__Problem__. The entries below should be transcribed in their entirety, exactly as written.

__Supplied material__.
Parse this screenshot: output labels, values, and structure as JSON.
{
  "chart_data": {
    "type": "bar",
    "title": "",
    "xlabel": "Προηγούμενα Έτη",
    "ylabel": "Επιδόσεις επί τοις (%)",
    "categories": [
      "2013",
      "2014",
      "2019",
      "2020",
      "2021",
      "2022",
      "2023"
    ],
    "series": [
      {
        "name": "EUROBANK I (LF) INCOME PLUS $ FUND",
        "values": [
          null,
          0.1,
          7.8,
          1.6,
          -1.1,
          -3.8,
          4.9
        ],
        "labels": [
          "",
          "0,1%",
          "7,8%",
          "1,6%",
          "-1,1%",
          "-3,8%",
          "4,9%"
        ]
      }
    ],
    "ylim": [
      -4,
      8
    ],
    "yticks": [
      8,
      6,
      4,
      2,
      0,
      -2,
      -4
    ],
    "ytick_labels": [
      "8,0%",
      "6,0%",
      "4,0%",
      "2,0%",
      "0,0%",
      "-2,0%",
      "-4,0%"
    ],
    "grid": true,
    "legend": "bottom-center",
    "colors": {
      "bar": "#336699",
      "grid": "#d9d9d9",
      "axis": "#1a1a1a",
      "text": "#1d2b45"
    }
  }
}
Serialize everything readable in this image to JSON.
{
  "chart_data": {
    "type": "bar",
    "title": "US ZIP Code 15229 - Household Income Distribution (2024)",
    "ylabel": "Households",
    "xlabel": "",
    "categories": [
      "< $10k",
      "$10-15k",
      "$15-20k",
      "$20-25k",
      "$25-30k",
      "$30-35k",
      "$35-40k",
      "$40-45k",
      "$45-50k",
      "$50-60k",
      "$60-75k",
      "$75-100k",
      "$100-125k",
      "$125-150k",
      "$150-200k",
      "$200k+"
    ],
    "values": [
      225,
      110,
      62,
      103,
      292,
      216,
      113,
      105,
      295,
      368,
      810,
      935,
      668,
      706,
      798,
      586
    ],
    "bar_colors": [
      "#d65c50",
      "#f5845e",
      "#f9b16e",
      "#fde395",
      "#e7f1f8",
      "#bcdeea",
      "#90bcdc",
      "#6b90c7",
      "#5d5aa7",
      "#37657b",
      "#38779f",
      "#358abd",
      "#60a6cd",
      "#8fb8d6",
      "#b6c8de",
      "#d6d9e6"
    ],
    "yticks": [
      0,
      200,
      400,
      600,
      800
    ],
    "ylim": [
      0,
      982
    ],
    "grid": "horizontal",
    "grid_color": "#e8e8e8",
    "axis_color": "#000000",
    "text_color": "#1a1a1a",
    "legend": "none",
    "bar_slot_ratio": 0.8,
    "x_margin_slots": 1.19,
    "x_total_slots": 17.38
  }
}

__Answer to the task__.
Parse this screenshot: output labels, values, and structure as JSON.
{
  "chart_data": {
    "type": "bar",
    "title": "",
    "xlabel": "Προηγούμενα Έτη",
    "ylabel": "Επιδόσεις επί τοις (%)",
    "categories": [
      "2013",
      "2014",
      "2019",
      "2020",
      "2021",
      "2022",
      "2023"
    ],
    "series": [
      {
        "name": "EUROBANK I (LF) INCOME PLUS $ FUND",
        "values": [
          null,
          0.1,
          7.8,
          1.6,
          -1.1,
          -3.8,
          4.9
        ],
        "labels": [
          "",
          "0,1%",
          "7,8%",
          "1,6%",
          "-1,1%",
          "-3,8%",
          "4,9%"
        ]
      }
    ],
    "ylim": [
      -4,
      8
    ],
    "yticks": [
      8,
      6,
      4,
      2,
      0,
      -2,
      -4
    ],
    "ytick_labels": [
      "8,0%",
      "6,0%",
      "4,0%",
      "2,0%",
      "0,0%",
      "-2,0%",
      "-4,0%"
    ],
    "grid": true,
    "legend": "bottom-center",
    "colors": {
      "bar": "#336699",
      "grid": "#d9d9d9",
      "axis": "#1a1a1a",
      "text": "#1d2b45"
    }
  }
}
Serialize everything readable in this image to JSON.
{
  "chart_data": {
    "type": "bar",
    "title": "US ZIP Code 15229 - Household Income Distribution (2024)",
    "ylabel": "Households",
    "xlabel": "",
    "categories": [
      "< $10k",
      "$10-15k",
      "$15-20k",
      "$20-25k",
      "$25-30k",
      "$30-35k",
      "$35-40k",
      "$40-45k",
      "$45-50k",
      "$50-60k",
      "$60-75k",
      "$75-100k",
      "$100-125k",
      "$125-150k",
      "$150-200k",
      "$200k+"
    ],
    "values": [
      225,
      110,
      62,
      103,
      292,
      216,
      113,
      105,
      295,
      368,
      810,
      935,
      668,
      706,
      798,
      586
    ],
    "bar_colors": [
      "#d65c50",
      "#f5845e",
      "#f9b16e",
      "#fde395",
      "#e7f1f8",
      "#bcdeea",
      "#90bcdc",
      "#6b90c7",
      "#5d5aa7",
      "#37657b",
      "#38779f",
      "#358abd",
      "#60a6cd",
      "#8fb8d6",
      "#b6c8de",
      "#d6d9e6"
    ],
    "yticks": [
      0,
      200,
      400,
      600,
      800
    ],
    "ylim": [
      0,
      982
    ],
    "grid": "horizontal",
    "grid_color": "#e8e8e8",
    "axis_color": "#000000",
    "text_color": "#1a1a1a",
    "legend": "none",
    "bar_slot_ratio": 0.8,
    "x_margin_slots": 1.19,
    "x_total_slots": 17.38
  }
}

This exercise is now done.